● **Task objective**
Output each line exactly as it appears, skipping any embedded picture.
== Material supplied
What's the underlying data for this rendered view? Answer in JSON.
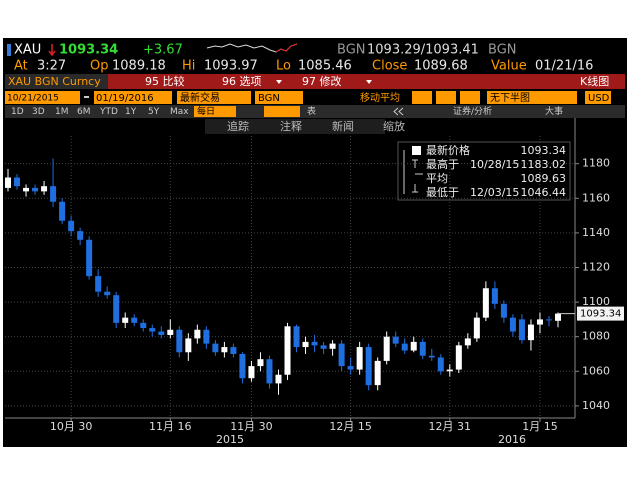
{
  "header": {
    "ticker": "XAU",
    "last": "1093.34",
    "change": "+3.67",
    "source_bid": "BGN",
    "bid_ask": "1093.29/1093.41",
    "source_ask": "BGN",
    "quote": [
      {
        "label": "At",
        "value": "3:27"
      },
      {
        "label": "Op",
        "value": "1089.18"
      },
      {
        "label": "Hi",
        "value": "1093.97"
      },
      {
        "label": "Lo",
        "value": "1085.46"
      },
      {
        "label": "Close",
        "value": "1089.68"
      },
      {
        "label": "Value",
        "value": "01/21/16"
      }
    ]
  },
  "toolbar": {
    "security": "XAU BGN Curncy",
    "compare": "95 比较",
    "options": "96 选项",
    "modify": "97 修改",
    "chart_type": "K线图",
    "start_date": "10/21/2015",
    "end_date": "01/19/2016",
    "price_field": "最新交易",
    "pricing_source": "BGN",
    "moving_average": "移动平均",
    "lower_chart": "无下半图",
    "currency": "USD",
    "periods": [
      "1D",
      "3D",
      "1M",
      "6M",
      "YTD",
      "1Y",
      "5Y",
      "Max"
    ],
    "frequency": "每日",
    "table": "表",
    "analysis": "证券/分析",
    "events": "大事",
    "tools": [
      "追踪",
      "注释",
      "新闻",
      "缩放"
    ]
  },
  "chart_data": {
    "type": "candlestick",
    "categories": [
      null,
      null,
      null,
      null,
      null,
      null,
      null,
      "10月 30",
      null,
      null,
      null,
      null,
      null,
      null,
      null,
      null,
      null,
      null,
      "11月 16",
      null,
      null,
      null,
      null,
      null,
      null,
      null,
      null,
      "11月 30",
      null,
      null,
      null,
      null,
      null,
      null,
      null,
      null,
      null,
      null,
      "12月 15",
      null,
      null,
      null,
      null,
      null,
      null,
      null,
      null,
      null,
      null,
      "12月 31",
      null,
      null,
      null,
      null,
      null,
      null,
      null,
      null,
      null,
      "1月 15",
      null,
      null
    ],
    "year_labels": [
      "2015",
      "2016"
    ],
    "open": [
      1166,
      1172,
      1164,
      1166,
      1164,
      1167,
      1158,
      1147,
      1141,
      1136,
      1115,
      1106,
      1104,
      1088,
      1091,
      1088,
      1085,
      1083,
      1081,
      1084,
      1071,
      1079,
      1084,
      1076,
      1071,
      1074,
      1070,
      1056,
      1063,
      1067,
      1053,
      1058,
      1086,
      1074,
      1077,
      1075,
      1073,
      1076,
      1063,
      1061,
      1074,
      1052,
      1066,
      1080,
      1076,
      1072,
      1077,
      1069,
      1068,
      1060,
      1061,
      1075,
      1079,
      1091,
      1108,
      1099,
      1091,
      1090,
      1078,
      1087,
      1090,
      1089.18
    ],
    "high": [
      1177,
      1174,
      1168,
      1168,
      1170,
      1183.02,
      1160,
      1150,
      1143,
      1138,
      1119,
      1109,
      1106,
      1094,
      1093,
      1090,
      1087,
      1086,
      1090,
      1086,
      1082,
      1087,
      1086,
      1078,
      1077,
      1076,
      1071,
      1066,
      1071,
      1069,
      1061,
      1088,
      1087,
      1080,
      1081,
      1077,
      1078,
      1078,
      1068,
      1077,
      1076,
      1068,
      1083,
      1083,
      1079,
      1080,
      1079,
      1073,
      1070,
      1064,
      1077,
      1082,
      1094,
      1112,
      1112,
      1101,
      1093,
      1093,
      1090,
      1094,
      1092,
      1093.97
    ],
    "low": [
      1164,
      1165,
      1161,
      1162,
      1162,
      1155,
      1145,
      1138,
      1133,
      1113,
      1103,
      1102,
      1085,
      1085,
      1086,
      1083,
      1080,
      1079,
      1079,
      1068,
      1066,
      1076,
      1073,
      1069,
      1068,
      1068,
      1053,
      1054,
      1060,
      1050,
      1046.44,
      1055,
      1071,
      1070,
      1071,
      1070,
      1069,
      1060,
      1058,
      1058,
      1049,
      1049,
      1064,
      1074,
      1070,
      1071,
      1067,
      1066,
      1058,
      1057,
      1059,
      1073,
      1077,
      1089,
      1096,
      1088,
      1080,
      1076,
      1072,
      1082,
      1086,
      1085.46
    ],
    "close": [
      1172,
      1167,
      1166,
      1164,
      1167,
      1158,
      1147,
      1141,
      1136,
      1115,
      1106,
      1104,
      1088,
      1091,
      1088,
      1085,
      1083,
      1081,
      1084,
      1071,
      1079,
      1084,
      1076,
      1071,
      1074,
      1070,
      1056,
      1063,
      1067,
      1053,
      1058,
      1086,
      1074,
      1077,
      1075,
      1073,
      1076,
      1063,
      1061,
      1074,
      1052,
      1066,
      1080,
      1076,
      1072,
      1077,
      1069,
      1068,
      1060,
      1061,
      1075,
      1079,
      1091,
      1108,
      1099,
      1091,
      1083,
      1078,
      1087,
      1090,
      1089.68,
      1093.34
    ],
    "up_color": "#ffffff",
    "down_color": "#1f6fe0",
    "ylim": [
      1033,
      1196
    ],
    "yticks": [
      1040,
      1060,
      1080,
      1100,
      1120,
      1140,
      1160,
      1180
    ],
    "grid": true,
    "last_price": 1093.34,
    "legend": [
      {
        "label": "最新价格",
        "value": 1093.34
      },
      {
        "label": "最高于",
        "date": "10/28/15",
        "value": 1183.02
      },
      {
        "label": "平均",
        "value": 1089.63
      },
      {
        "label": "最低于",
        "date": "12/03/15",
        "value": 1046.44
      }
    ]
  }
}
====
● **Result for this exercise**
What's the underlying data for this rendered view? Answer in JSON.
{
  "header": {
    "ticker": "XAU",
    "last": "1093.34",
    "change": "+3.67",
    "source_bid": "BGN",
    "bid_ask": "1093.29/1093.41",
    "source_ask": "BGN",
    "quote": [
      {
        "label": "At",
        "value": "3:27"
      },
      {
        "label": "Op",
        "value": "1089.18"
      },
      {
        "label": "Hi",
        "value": "1093.97"
      },
      {
        "label": "Lo",
        "value": "1085.46"
      },
      {
        "label": "Close",
        "value": "1089.68"
      },
      {
        "label": "Value",
        "value": "01/21/16"
      }
    ]
  },
  "toolbar": {
    "security": "XAU BGN Curncy",
    "compare": "95 比较",
    "options": "96 选项",
    "modify": "97 修改",
    "chart_type": "K线图",
    "start_date": "10/21/2015",
    "end_date": "01/19/2016",
    "price_field": "最新交易",
    "pricing_source": "BGN",
    "moving_average": "移动平均",
    "lower_chart": "无下半图",
    "currency": "USD",
    "periods": [
      "1D",
      "3D",
      "1M",
      "6M",
      "YTD",
      "1Y",
      "5Y",
      "Max"
    ],
    "frequency": "每日",
    "table": "表",
    "analysis": "证券/分析",
    "events": "大事",
    "tools": [
      "追踪",
      "注释",
      "新闻",
      "缩放"
    ]
  },
  "chart_data": {
    "type": "candlestick",
    "categories": [
      null,
      null,
      null,
      null,
      null,
      null,
      null,
      "10月 30",
      null,
      null,
      null,
      null,
      null,
      null,
      null,
      null,
      null,
      null,
      "11月 16",
      null,
      null,
      null,
      null,
      null,
      null,
      null,
      null,
      "11月 30",
      null,
      null,
      null,
      null,
      null,
      null,
      null,
      null,
      null,
      null,
      "12月 15",
      null,
      null,
      null,
      null,
      null,
      null,
      null,
      null,
      null,
      null,
      "12月 31",
      null,
      null,
      null,
      null,
      null,
      null,
      null,
      null,
      null,
      "1月 15",
      null,
      null
    ],
    "year_labels": [
      "2015",
      "2016"
    ],
    "open": [
      1166,
      1172,
      1164,
      1166,
      1164,
      1167,
      1158,
      1147,
      1141,
      1136,
      1115,
      1106,
      1104,
      1088,
      1091,
      1088,
      1085,
      1083,
      1081,
      1084,
      1071,
      1079,
      1084,
      1076,
      1071,
      1074,
      1070,
      1056,
      1063,
      1067,
      1053,
      1058,
      1086,
      1074,
      1077,
      1075,
      1073,
      1076,
      1063,
      1061,
      1074,
      1052,
      1066,
      1080,
      1076,
      1072,
      1077,
      1069,
      1068,
      1060,
      1061,
      1075,
      1079,
      1091,
      1108,
      1099,
      1091,
      1090,
      1078,
      1087,
      1090,
      1089.18
    ],
    "high": [
      1177,
      1174,
      1168,
      1168,
      1170,
      1183.02,
      1160,
      1150,
      1143,
      1138,
      1119,
      1109,
      1106,
      1094,
      1093,
      1090,
      1087,
      1086,
      1090,
      1086,
      1082,
      1087,
      1086,
      1078,
      1077,
      1076,
      1071,
      1066,
      1071,
      1069,
      1061,
      1088,
      1087,
      1080,
      1081,
      1077,
      1078,
      1078,
      1068,
      1077,
      1076,
      1068,
      1083,
      1083,
      1079,
      1080,
      1079,
      1073,
      1070,
      1064,
      1077,
      1082,
      1094,
      1112,
      1112,
      1101,
      1093,
      1093,
      1090,
      1094,
      1092,
      1093.97
    ],
    "low": [
      1164,
      1165,
      1161,
      1162,
      1162,
      1155,
      1145,
      1138,
      1133,
      1113,
      1103,
      1102,
      1085,
      1085,
      1086,
      1083,
      1080,
      1079,
      1079,
      1068,
      1066,
      1076,
      1073,
      1069,
      1068,
      1068,
      1053,
      1054,
      1060,
      1050,
      1046.44,
      1055,
      1071,
      1070,
      1071,
      1070,
      1069,
      1060,
      1058,
      1058,
      1049,
      1049,
      1064,
      1074,
      1070,
      1071,
      1067,
      1066,
      1058,
      1057,
      1059,
      1073,
      1077,
      1089,
      1096,
      1088,
      1080,
      1076,
      1072,
      1082,
      1086,
      1085.46
    ],
    "close": [
      1172,
      1167,
      1166,
      1164,
      1167,
      1158,
      1147,
      1141,
      1136,
      1115,
      1106,
      1104,
      1088,
      1091,
      1088,
      1085,
      1083,
      1081,
      1084,
      1071,
      1079,
      1084,
      1076,
      1071,
      1074,
      1070,
      1056,
      1063,
      1067,
      1053,
      1058,
      1086,
      1074,
      1077,
      1075,
      1073,
      1076,
      1063,
      1061,
      1074,
      1052,
      1066,
      1080,
      1076,
      1072,
      1077,
      1069,
      1068,
      1060,
      1061,
      1075,
      1079,
      1091,
      1108,
      1099,
      1091,
      1083,
      1078,
      1087,
      1090,
      1089.68,
      1093.34
    ],
    "up_color": "#ffffff",
    "down_color": "#1f6fe0",
    "ylim": [
      1033,
      1196
    ],
    "yticks": [
      1040,
      1060,
      1080,
      1100,
      1120,
      1140,
      1160,
      1180
    ],
    "grid": true,
    "last_price": 1093.34,
    "legend": [
      {
        "label": "最新价格",
        "value": 1093.34
      },
      {
        "label": "最高于",
        "date": "10/28/15",
        "value": 1183.02
      },
      {
        "label": "平均",
        "value": 1089.63
      },
      {
        "label": "最低于",
        "date": "12/03/15",
        "value": 1046.44
      }
    ]
  }
}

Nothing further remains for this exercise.